• [TASK]
Retype each line exactly. Skip images.

• [Items from a figure collection]
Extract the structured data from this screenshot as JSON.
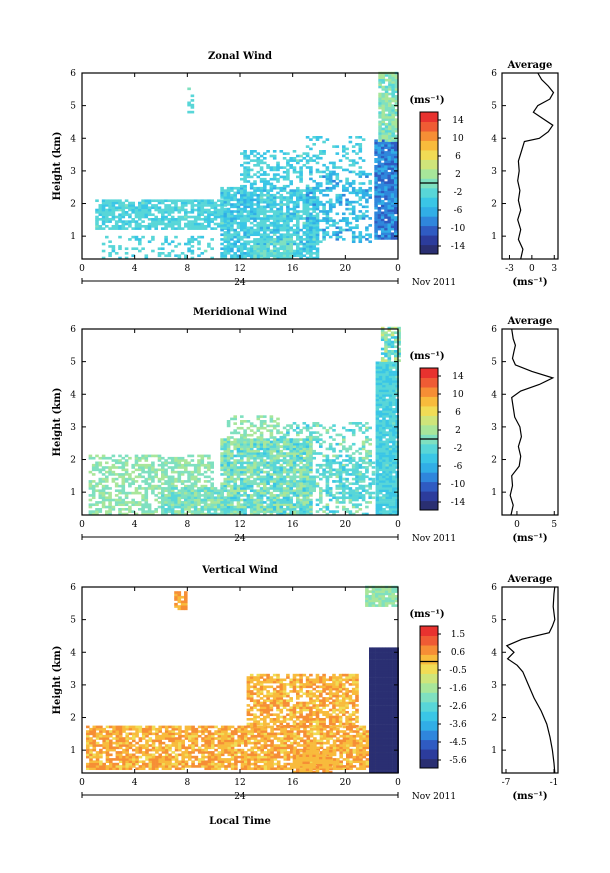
{
  "chart_data": {
    "type": "heatmap",
    "xlabel": "Local Time",
    "date_label": "Nov 2011",
    "x_ticks": [
      "0",
      "4",
      "8",
      "12",
      "16",
      "20",
      "0"
    ],
    "x_day_label": "24",
    "xlim": [
      0,
      24
    ],
    "ylabel": "Height (km)",
    "y_ticks": [
      "1",
      "2",
      "3",
      "4",
      "5",
      "6"
    ],
    "ylim": [
      0.3,
      6
    ],
    "colorbar_unit": "(ms⁻¹)",
    "avg_title": "Average",
    "avg_unit": "(ms⁻¹)",
    "colormap": [
      "#2a2f72",
      "#2c3c9c",
      "#2f5bc2",
      "#2f86dc",
      "#31aee6",
      "#3ac6e6",
      "#58d6d8",
      "#7fe0c0",
      "#a8e69a",
      "#cfe57a",
      "#f1dc55",
      "#f8bb3c",
      "#f68e35",
      "#ef5b34",
      "#e8322f"
    ],
    "panels": [
      {
        "title": "Zonal Wind",
        "colorbar_ticks": [
          "14",
          "10",
          "6",
          "2",
          "-2",
          "-6",
          "-10",
          "-14"
        ],
        "colorbar_range": [
          -16,
          16
        ],
        "avg_ticks": [
          "-3",
          "0",
          "3"
        ],
        "avg_xlim": [
          -4,
          3.5
        ],
        "avg_profile": {
          "height": [
            0.3,
            0.6,
            0.9,
            1.2,
            1.5,
            1.8,
            2.1,
            2.4,
            2.7,
            3.0,
            3.3,
            3.6,
            3.9,
            4.0,
            4.2,
            4.4,
            4.6,
            4.8,
            5.0,
            5.2,
            5.4,
            5.6,
            5.8,
            6.0
          ],
          "value": [
            -1.5,
            -1.2,
            -1.8,
            -1.5,
            -1.9,
            -1.5,
            -1.8,
            -1.6,
            -1.9,
            -1.7,
            -1.8,
            -1.4,
            -1.0,
            1.0,
            2.2,
            2.8,
            1.5,
            0.2,
            0.8,
            2.4,
            2.9,
            2.2,
            1.3,
            0.8
          ]
        }
      },
      {
        "title": "Meridional Wind",
        "colorbar_ticks": [
          "14",
          "10",
          "6",
          "2",
          "-2",
          "-6",
          "-10",
          "-14"
        ],
        "colorbar_range": [
          -16,
          16
        ],
        "avg_ticks": [
          "0",
          "5"
        ],
        "avg_xlim": [
          -2,
          5.5
        ],
        "avg_profile": {
          "height": [
            0.3,
            0.6,
            0.9,
            1.2,
            1.5,
            1.8,
            2.1,
            2.4,
            2.7,
            3.0,
            3.3,
            3.6,
            3.9,
            4.1,
            4.3,
            4.5,
            4.7,
            4.9,
            5.1,
            5.3,
            5.5,
            5.7,
            6.0
          ],
          "value": [
            -0.8,
            -0.5,
            -0.9,
            -0.6,
            -0.7,
            0.3,
            0.5,
            0.2,
            0.6,
            0.4,
            -0.3,
            -0.5,
            -0.7,
            0.5,
            3.0,
            4.8,
            2.0,
            -0.2,
            -0.6,
            -0.4,
            -0.2,
            -0.5,
            -0.7
          ]
        }
      },
      {
        "title": "Vertical Wind",
        "colorbar_ticks": [
          "1.5",
          "0.6",
          "-0.5",
          "-1.6",
          "-2.6",
          "-3.6",
          "-4.5",
          "-5.6"
        ],
        "colorbar_range": [
          -6.0,
          2.0
        ],
        "avg_ticks": [
          "-7",
          "-1"
        ],
        "avg_xlim": [
          -7.5,
          -0.5
        ],
        "avg_profile": {
          "height": [
            0.3,
            0.6,
            1.0,
            1.4,
            1.8,
            2.2,
            2.6,
            3.0,
            3.4,
            3.6,
            3.8,
            4.0,
            4.2,
            4.4,
            4.6,
            4.8,
            5.0,
            5.4,
            5.8,
            6.0
          ],
          "value": [
            -0.9,
            -1.0,
            -1.2,
            -1.5,
            -1.9,
            -2.6,
            -3.5,
            -4.2,
            -4.9,
            -5.6,
            -6.8,
            -6.0,
            -6.9,
            -5.0,
            -1.6,
            -1.2,
            -0.9,
            -1.1,
            -1.0,
            -0.9
          ]
        }
      }
    ]
  }
}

• [FINAL ANSWER]
Extract the structured data from this screenshot as JSON.
{
  "chart_data": {
    "type": "heatmap",
    "xlabel": "Local Time",
    "date_label": "Nov 2011",
    "x_ticks": [
      "0",
      "4",
      "8",
      "12",
      "16",
      "20",
      "0"
    ],
    "x_day_label": "24",
    "xlim": [
      0,
      24
    ],
    "ylabel": "Height (km)",
    "y_ticks": [
      "1",
      "2",
      "3",
      "4",
      "5",
      "6"
    ],
    "ylim": [
      0.3,
      6
    ],
    "colorbar_unit": "(ms⁻¹)",
    "avg_title": "Average",
    "avg_unit": "(ms⁻¹)",
    "colormap": [
      "#2a2f72",
      "#2c3c9c",
      "#2f5bc2",
      "#2f86dc",
      "#31aee6",
      "#3ac6e6",
      "#58d6d8",
      "#7fe0c0",
      "#a8e69a",
      "#cfe57a",
      "#f1dc55",
      "#f8bb3c",
      "#f68e35",
      "#ef5b34",
      "#e8322f"
    ],
    "panels": [
      {
        "title": "Zonal Wind",
        "colorbar_ticks": [
          "14",
          "10",
          "6",
          "2",
          "-2",
          "-6",
          "-10",
          "-14"
        ],
        "colorbar_range": [
          -16,
          16
        ],
        "avg_ticks": [
          "-3",
          "0",
          "3"
        ],
        "avg_xlim": [
          -4,
          3.5
        ],
        "avg_profile": {
          "height": [
            0.3,
            0.6,
            0.9,
            1.2,
            1.5,
            1.8,
            2.1,
            2.4,
            2.7,
            3.0,
            3.3,
            3.6,
            3.9,
            4.0,
            4.2,
            4.4,
            4.6,
            4.8,
            5.0,
            5.2,
            5.4,
            5.6,
            5.8,
            6.0
          ],
          "value": [
            -1.5,
            -1.2,
            -1.8,
            -1.5,
            -1.9,
            -1.5,
            -1.8,
            -1.6,
            -1.9,
            -1.7,
            -1.8,
            -1.4,
            -1.0,
            1.0,
            2.2,
            2.8,
            1.5,
            0.2,
            0.8,
            2.4,
            2.9,
            2.2,
            1.3,
            0.8
          ]
        }
      },
      {
        "title": "Meridional Wind",
        "colorbar_ticks": [
          "14",
          "10",
          "6",
          "2",
          "-2",
          "-6",
          "-10",
          "-14"
        ],
        "colorbar_range": [
          -16,
          16
        ],
        "avg_ticks": [
          "0",
          "5"
        ],
        "avg_xlim": [
          -2,
          5.5
        ],
        "avg_profile": {
          "height": [
            0.3,
            0.6,
            0.9,
            1.2,
            1.5,
            1.8,
            2.1,
            2.4,
            2.7,
            3.0,
            3.3,
            3.6,
            3.9,
            4.1,
            4.3,
            4.5,
            4.7,
            4.9,
            5.1,
            5.3,
            5.5,
            5.7,
            6.0
          ],
          "value": [
            -0.8,
            -0.5,
            -0.9,
            -0.6,
            -0.7,
            0.3,
            0.5,
            0.2,
            0.6,
            0.4,
            -0.3,
            -0.5,
            -0.7,
            0.5,
            3.0,
            4.8,
            2.0,
            -0.2,
            -0.6,
            -0.4,
            -0.2,
            -0.5,
            -0.7
          ]
        }
      },
      {
        "title": "Vertical Wind",
        "colorbar_ticks": [
          "1.5",
          "0.6",
          "-0.5",
          "-1.6",
          "-2.6",
          "-3.6",
          "-4.5",
          "-5.6"
        ],
        "colorbar_range": [
          -6.0,
          2.0
        ],
        "avg_ticks": [
          "-7",
          "-1"
        ],
        "avg_xlim": [
          -7.5,
          -0.5
        ],
        "avg_profile": {
          "height": [
            0.3,
            0.6,
            1.0,
            1.4,
            1.8,
            2.2,
            2.6,
            3.0,
            3.4,
            3.6,
            3.8,
            4.0,
            4.2,
            4.4,
            4.6,
            4.8,
            5.0,
            5.4,
            5.8,
            6.0
          ],
          "value": [
            -0.9,
            -1.0,
            -1.2,
            -1.5,
            -1.9,
            -2.6,
            -3.5,
            -4.2,
            -4.9,
            -5.6,
            -6.8,
            -6.0,
            -6.9,
            -5.0,
            -1.6,
            -1.2,
            -0.9,
            -1.1,
            -1.0,
            -0.9
          ]
        }
      }
    ]
  }
}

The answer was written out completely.